__Given exercise__:
Repeat every record below exactly, leaving out the pictures.

__Data entries__:
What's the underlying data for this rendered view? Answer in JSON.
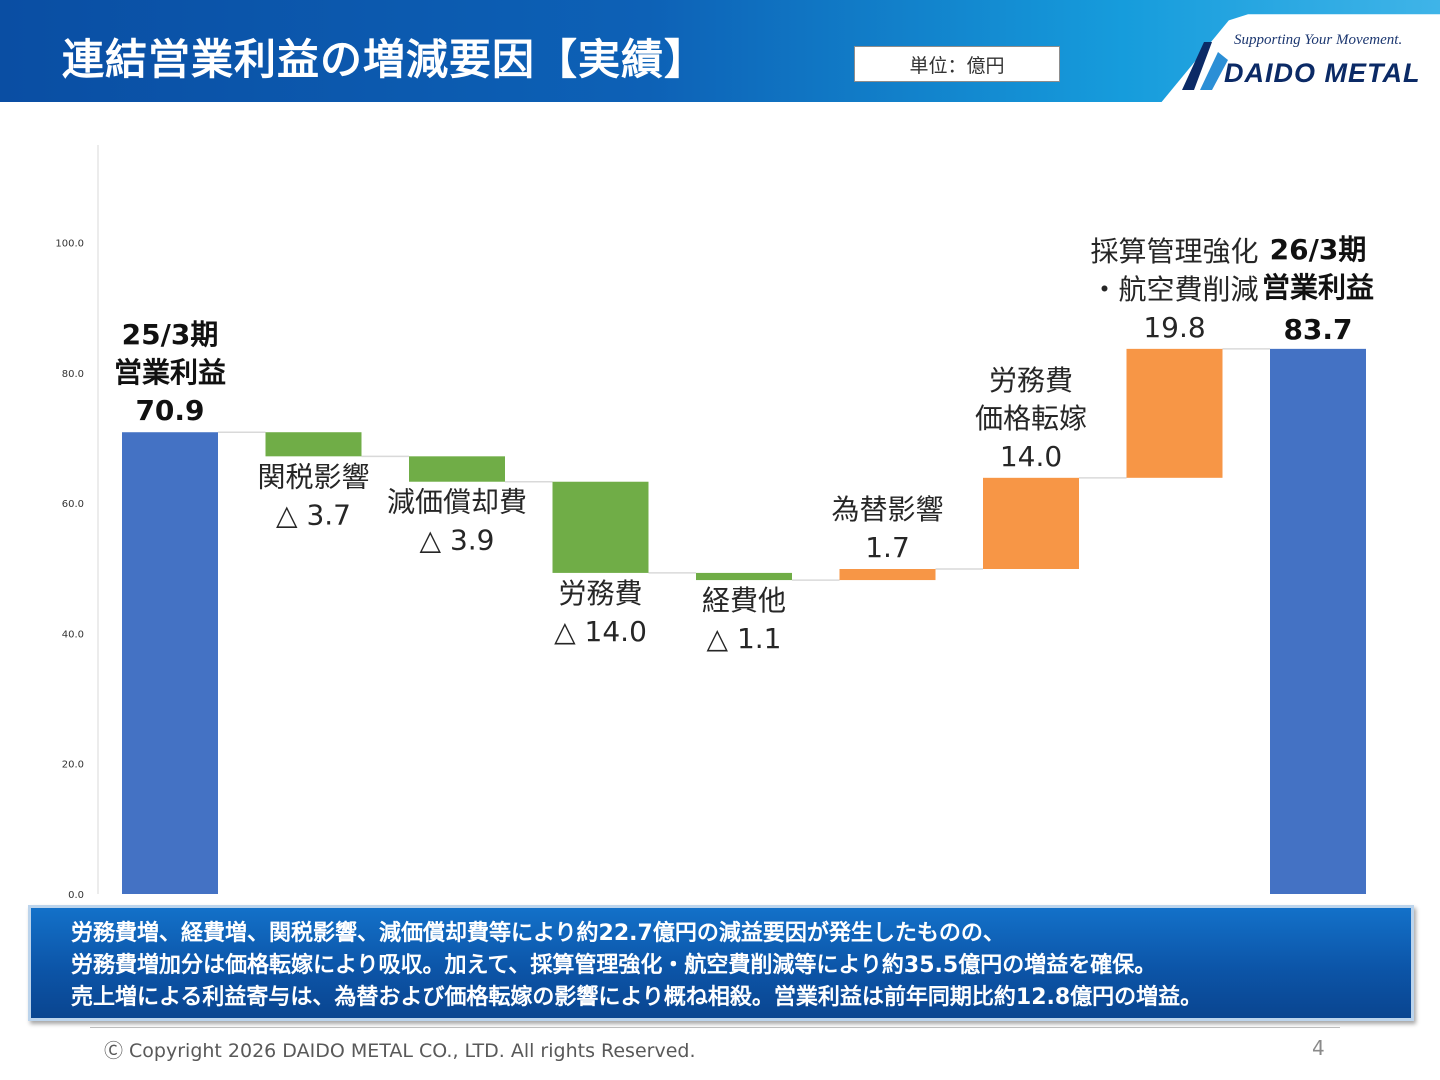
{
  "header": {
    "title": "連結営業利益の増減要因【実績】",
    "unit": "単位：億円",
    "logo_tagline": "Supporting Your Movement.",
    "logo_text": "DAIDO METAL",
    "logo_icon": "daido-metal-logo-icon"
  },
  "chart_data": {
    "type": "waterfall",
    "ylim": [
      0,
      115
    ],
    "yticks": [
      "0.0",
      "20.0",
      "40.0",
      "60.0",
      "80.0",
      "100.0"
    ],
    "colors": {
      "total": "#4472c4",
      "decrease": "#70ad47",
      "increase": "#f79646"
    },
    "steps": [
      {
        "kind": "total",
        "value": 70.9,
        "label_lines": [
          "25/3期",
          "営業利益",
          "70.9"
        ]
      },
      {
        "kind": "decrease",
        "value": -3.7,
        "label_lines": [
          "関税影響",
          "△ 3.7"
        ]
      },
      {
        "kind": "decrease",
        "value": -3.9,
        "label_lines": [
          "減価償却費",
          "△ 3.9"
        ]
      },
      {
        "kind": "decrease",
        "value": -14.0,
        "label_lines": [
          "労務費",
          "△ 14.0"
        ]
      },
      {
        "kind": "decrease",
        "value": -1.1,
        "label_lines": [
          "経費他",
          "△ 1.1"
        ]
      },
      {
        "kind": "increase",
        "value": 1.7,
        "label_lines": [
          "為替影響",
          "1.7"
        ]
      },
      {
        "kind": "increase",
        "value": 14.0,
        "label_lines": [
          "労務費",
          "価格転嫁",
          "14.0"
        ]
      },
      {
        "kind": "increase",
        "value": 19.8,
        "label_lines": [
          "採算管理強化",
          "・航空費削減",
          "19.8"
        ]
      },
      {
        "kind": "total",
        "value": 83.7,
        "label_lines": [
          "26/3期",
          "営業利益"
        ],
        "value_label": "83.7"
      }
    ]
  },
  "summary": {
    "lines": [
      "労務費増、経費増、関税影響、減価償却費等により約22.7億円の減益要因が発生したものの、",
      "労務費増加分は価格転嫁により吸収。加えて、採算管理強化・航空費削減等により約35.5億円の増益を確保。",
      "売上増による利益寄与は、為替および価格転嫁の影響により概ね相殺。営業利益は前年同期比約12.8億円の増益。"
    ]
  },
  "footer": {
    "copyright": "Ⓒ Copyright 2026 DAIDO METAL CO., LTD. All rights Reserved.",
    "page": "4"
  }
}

__Answer for this exercise__:
What's the underlying data for this rendered view? Answer in JSON.
{
  "header": {
    "title": "連結営業利益の増減要因【実績】",
    "unit": "単位：億円",
    "logo_tagline": "Supporting Your Movement.",
    "logo_text": "DAIDO METAL",
    "logo_icon": "daido-metal-logo-icon"
  },
  "chart_data": {
    "type": "waterfall",
    "ylim": [
      0,
      115
    ],
    "yticks": [
      "0.0",
      "20.0",
      "40.0",
      "60.0",
      "80.0",
      "100.0"
    ],
    "colors": {
      "total": "#4472c4",
      "decrease": "#70ad47",
      "increase": "#f79646"
    },
    "steps": [
      {
        "kind": "total",
        "value": 70.9,
        "label_lines": [
          "25/3期",
          "営業利益",
          "70.9"
        ]
      },
      {
        "kind": "decrease",
        "value": -3.7,
        "label_lines": [
          "関税影響",
          "△ 3.7"
        ]
      },
      {
        "kind": "decrease",
        "value": -3.9,
        "label_lines": [
          "減価償却費",
          "△ 3.9"
        ]
      },
      {
        "kind": "decrease",
        "value": -14.0,
        "label_lines": [
          "労務費",
          "△ 14.0"
        ]
      },
      {
        "kind": "decrease",
        "value": -1.1,
        "label_lines": [
          "経費他",
          "△ 1.1"
        ]
      },
      {
        "kind": "increase",
        "value": 1.7,
        "label_lines": [
          "為替影響",
          "1.7"
        ]
      },
      {
        "kind": "increase",
        "value": 14.0,
        "label_lines": [
          "労務費",
          "価格転嫁",
          "14.0"
        ]
      },
      {
        "kind": "increase",
        "value": 19.8,
        "label_lines": [
          "採算管理強化",
          "・航空費削減",
          "19.8"
        ]
      },
      {
        "kind": "total",
        "value": 83.7,
        "label_lines": [
          "26/3期",
          "営業利益"
        ],
        "value_label": "83.7"
      }
    ]
  },
  "summary": {
    "lines": [
      "労務費増、経費増、関税影響、減価償却費等により約22.7億円の減益要因が発生したものの、",
      "労務費増加分は価格転嫁により吸収。加えて、採算管理強化・航空費削減等により約35.5億円の増益を確保。",
      "売上増による利益寄与は、為替および価格転嫁の影響により概ね相殺。営業利益は前年同期比約12.8億円の増益。"
    ]
  },
  "footer": {
    "copyright": "Ⓒ Copyright 2026 DAIDO METAL CO., LTD. All rights Reserved.",
    "page": "4"
  }
}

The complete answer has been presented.